Reading text
Defluorination of 1,1,1,2-tetrafluoroethane (R-134a) by rat hepatocytes.

As part of its toxicological evaluation we assessed the in vitro metabolism of 1,1,1,2-tetrafluoroethane (R-134a), a non-ozone-depleting chemical likely to replace dichlorodifluoromethane (R-12) as an air-conditioning refrigerant. Hepatocyte suspensions in sealed flasks produced increasing quantities of F- (detected in the liquid media) as the headspace concentration of R-134a increased from 1% to 50% (balance of atmosphere 95% O2-5% CO2); the kinetics of defluorination suggested substrate-saturation. Little F- was detected in cultures without R-134a or in cell suspensions heated prior to addition of R-134a. Halothane (1,1,1-trichloro-2-bromo-2-chloro-ethane), although not defluorinated by hepatocytes maintained with 95% O2, inhibited defluorination of R-134a. Hepatocytes from phenobarbital-treated rats dehalogenated high (greater than or equal to 25%) concentrations of R-134a at greater rates than cells from untreated rats. These findings are consistent with the hypothesis that oxidative metabolism of R-134a by cytochrome P-450 can occur in vivo.

Dataset entries
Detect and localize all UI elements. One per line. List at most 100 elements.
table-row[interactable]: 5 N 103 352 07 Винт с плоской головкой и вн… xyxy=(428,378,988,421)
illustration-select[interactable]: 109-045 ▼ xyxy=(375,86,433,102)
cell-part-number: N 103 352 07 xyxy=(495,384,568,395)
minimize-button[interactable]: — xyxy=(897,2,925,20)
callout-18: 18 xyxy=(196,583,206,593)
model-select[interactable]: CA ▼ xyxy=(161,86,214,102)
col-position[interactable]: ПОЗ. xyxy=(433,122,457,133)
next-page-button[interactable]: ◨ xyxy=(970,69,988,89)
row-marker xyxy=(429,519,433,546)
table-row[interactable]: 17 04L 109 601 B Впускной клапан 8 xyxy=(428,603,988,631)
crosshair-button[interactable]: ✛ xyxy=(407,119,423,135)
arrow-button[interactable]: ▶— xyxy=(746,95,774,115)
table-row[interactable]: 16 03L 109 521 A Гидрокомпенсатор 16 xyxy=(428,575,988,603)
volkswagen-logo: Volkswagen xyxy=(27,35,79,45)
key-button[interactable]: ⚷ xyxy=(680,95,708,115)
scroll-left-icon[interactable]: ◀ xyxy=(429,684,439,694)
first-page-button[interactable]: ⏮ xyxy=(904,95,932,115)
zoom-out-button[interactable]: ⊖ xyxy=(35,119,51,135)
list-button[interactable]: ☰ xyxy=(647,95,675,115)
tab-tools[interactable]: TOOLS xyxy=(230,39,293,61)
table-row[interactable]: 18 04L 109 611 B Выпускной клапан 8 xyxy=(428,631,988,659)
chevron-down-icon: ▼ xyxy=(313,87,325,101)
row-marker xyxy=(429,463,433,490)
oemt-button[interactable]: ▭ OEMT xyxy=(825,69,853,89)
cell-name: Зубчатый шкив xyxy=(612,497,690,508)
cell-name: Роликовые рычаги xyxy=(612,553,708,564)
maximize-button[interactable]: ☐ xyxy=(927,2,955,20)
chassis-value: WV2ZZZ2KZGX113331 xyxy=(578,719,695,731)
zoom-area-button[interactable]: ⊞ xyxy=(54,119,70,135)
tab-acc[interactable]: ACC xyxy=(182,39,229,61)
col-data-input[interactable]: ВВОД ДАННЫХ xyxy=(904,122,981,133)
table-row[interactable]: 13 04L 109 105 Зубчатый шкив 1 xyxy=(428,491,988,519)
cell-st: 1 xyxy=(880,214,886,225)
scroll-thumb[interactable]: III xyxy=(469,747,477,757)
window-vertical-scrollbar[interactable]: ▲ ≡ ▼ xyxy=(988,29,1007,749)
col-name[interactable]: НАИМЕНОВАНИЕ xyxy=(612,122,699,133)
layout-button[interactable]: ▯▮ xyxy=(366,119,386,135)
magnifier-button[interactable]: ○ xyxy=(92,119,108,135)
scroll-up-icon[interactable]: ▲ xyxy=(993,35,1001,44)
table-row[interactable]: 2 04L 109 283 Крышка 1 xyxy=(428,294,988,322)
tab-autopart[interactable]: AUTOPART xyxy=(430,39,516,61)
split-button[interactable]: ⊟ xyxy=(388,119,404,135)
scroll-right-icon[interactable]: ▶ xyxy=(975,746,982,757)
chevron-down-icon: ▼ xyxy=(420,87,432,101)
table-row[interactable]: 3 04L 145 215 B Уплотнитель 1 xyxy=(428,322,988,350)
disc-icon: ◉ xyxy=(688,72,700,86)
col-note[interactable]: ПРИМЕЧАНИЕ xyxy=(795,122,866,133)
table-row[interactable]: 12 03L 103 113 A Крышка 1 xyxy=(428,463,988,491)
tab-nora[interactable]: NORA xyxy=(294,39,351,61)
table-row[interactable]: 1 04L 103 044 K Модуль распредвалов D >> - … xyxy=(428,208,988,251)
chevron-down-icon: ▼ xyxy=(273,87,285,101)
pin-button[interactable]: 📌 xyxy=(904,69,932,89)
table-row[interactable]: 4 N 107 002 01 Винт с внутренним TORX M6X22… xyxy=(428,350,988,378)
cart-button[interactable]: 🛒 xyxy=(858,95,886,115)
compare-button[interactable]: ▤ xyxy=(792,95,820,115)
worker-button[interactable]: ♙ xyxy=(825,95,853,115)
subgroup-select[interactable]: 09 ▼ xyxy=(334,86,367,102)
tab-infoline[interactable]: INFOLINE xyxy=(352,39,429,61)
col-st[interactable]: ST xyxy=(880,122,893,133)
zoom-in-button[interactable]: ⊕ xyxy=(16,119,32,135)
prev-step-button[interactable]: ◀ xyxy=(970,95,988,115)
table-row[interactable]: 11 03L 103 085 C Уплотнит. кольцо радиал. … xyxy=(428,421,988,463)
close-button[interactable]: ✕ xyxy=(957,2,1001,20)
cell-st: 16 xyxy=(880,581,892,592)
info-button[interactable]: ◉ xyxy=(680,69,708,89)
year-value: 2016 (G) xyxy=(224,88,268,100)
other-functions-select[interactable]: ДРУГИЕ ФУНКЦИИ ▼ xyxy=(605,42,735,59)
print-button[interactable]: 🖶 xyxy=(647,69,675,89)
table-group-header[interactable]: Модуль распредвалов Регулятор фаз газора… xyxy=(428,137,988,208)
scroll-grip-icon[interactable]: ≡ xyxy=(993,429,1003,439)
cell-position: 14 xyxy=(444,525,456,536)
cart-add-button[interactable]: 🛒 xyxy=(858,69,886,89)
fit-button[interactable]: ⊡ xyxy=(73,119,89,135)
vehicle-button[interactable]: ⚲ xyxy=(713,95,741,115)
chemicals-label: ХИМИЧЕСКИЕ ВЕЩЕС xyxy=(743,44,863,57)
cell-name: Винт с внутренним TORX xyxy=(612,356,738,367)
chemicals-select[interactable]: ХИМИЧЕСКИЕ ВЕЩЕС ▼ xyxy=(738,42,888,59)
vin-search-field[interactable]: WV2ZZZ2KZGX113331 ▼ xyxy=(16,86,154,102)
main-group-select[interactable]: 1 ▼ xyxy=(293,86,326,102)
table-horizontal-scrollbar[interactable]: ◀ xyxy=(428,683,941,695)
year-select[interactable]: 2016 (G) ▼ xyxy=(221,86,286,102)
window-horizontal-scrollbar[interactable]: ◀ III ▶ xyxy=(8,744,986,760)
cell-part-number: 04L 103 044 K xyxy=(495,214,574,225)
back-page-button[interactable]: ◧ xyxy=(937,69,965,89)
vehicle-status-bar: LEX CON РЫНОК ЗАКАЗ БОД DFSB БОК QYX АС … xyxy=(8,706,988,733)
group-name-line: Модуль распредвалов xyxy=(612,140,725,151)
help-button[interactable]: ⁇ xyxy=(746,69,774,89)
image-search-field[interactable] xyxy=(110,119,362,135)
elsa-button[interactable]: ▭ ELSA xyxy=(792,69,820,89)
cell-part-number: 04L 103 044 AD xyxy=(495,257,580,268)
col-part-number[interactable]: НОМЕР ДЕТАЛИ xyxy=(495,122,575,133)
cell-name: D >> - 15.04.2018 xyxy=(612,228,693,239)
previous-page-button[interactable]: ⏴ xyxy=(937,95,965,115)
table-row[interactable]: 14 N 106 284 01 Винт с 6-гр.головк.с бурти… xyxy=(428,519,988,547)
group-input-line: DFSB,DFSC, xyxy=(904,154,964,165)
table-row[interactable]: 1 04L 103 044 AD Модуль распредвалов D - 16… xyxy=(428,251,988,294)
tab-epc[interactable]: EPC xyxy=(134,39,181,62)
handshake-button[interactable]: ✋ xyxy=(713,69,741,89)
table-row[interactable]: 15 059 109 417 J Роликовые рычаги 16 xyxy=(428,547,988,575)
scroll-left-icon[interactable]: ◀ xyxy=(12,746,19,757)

Task to carry out
According to the abstract on the defluorination of R-134a, which refrigerant is R-134a likely to replace in air conditioning?

Solution for this task
Dichlorodifluoromethane (R-12).